_STATED EXERCISE_. Without including any images, reproduce each entry exactly.

_MATERIAL_.
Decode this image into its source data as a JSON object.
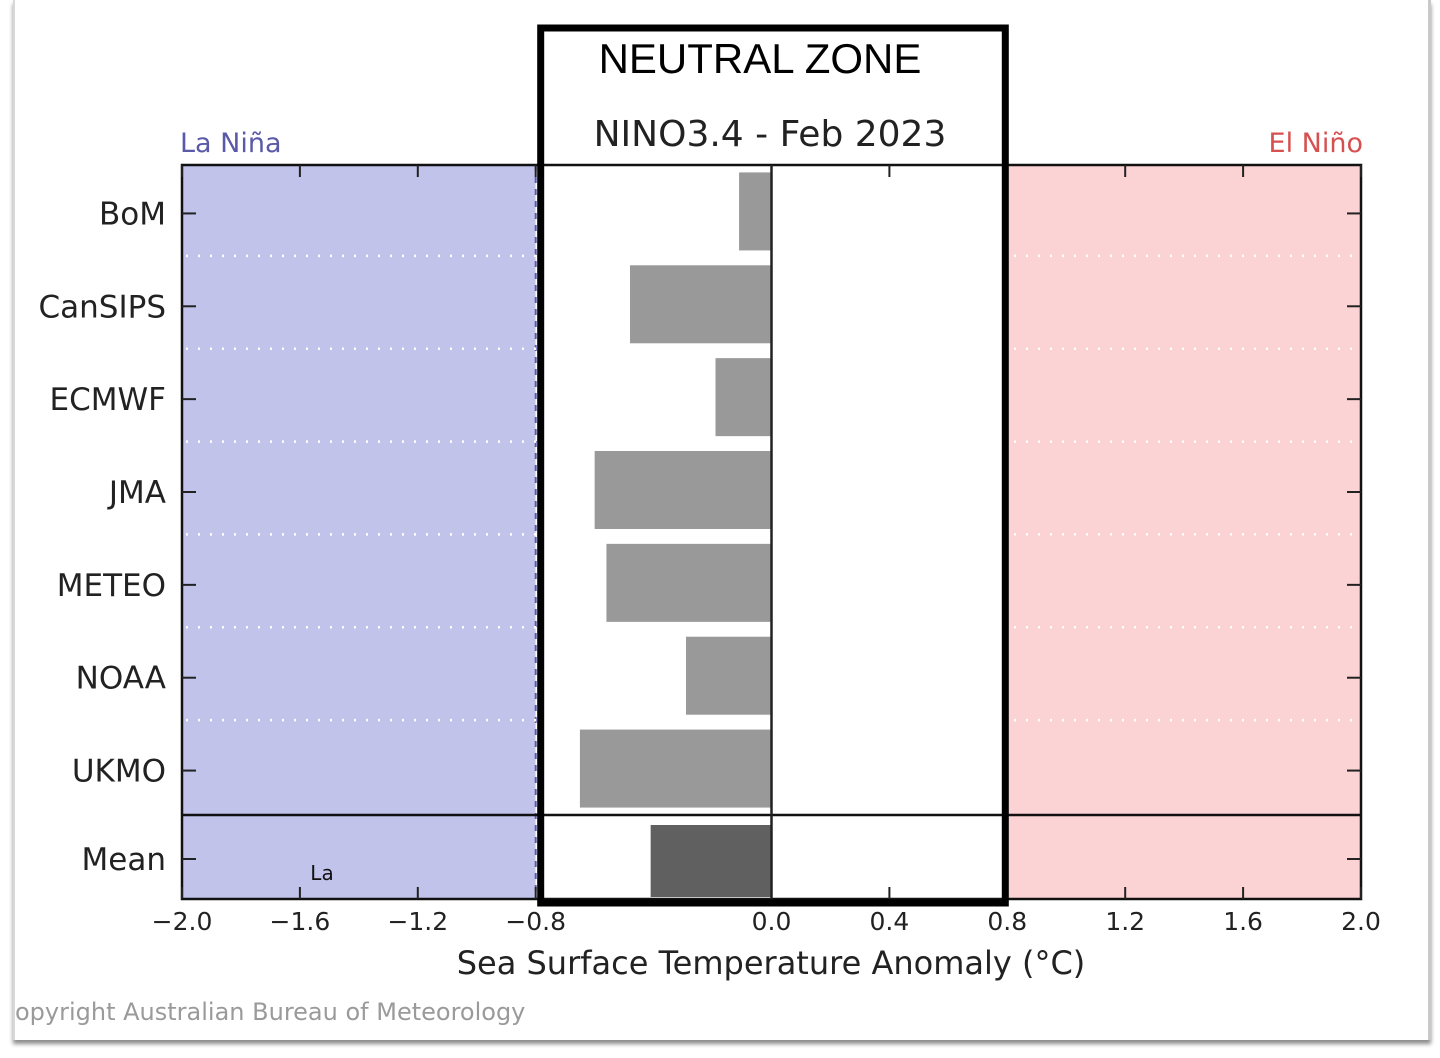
{
  "chart_data": {
    "type": "bar",
    "orientation": "horizontal",
    "title": "NINO3.4 - Feb 2023",
    "annotation_box_title": "NEUTRAL ZONE",
    "xlabel": "Sea Surface Temperature Anomaly (°C)",
    "ylabel": "",
    "xlim": [
      -2.0,
      2.0
    ],
    "xticks": [
      -2.0,
      -1.6,
      -1.2,
      -0.8,
      0.0,
      0.4,
      0.8,
      1.2,
      1.6,
      2.0
    ],
    "xtick_labels": [
      "−2.0",
      "−1.6",
      "−1.2",
      "−0.8",
      "0.0",
      "0.4",
      "0.8",
      "1.2",
      "1.6",
      "2.0"
    ],
    "categories": [
      "BoM",
      "CanSIPS",
      "ECMWF",
      "JMA",
      "METEO",
      "NOAA",
      "UKMO",
      "Mean"
    ],
    "values": [
      -0.11,
      -0.48,
      -0.19,
      -0.6,
      -0.56,
      -0.29,
      -0.65,
      -0.41
    ],
    "regions": [
      {
        "name": "La Niña",
        "from": -2.0,
        "to": -0.8,
        "color": "#c1c3ea"
      },
      {
        "name": "Neutral",
        "from": -0.8,
        "to": 0.8,
        "color": "#ffffff"
      },
      {
        "name": "El Niño",
        "from": 0.8,
        "to": 2.0,
        "color": "#fcd3d4"
      }
    ],
    "region_labels": {
      "left": "La Niña",
      "right": "El Niño"
    },
    "bar_color": "#999999",
    "mean_bar_color": "#606060",
    "grid": "dotted horizontal separators between models",
    "in_plot_text": "La",
    "neutral_zone_box": [
      -0.8,
      0.8
    ]
  },
  "colors": {
    "la_nina_text": "#5a5aa8",
    "el_nino_text": "#d65050"
  },
  "footer": {
    "copyright": "opyright Australian Bureau of Meteorology"
  }
}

_ANSWER TO THIS PROBLEM_.
Decode this image into its source data as a JSON object.
{
  "chart_data": {
    "type": "bar",
    "orientation": "horizontal",
    "title": "NINO3.4 - Feb 2023",
    "annotation_box_title": "NEUTRAL ZONE",
    "xlabel": "Sea Surface Temperature Anomaly (°C)",
    "ylabel": "",
    "xlim": [
      -2.0,
      2.0
    ],
    "xticks": [
      -2.0,
      -1.6,
      -1.2,
      -0.8,
      0.0,
      0.4,
      0.8,
      1.2,
      1.6,
      2.0
    ],
    "xtick_labels": [
      "−2.0",
      "−1.6",
      "−1.2",
      "−0.8",
      "0.0",
      "0.4",
      "0.8",
      "1.2",
      "1.6",
      "2.0"
    ],
    "categories": [
      "BoM",
      "CanSIPS",
      "ECMWF",
      "JMA",
      "METEO",
      "NOAA",
      "UKMO",
      "Mean"
    ],
    "values": [
      -0.11,
      -0.48,
      -0.19,
      -0.6,
      -0.56,
      -0.29,
      -0.65,
      -0.41
    ],
    "regions": [
      {
        "name": "La Niña",
        "from": -2.0,
        "to": -0.8,
        "color": "#c1c3ea"
      },
      {
        "name": "Neutral",
        "from": -0.8,
        "to": 0.8,
        "color": "#ffffff"
      },
      {
        "name": "El Niño",
        "from": 0.8,
        "to": 2.0,
        "color": "#fcd3d4"
      }
    ],
    "region_labels": {
      "left": "La Niña",
      "right": "El Niño"
    },
    "bar_color": "#999999",
    "mean_bar_color": "#606060",
    "grid": "dotted horizontal separators between models",
    "in_plot_text": "La",
    "neutral_zone_box": [
      -0.8,
      0.8
    ]
  },
  "colors": {
    "la_nina_text": "#5a5aa8",
    "el_nino_text": "#d65050"
  },
  "footer": {
    "copyright": "opyright Australian Bureau of Meteorology"
  }
}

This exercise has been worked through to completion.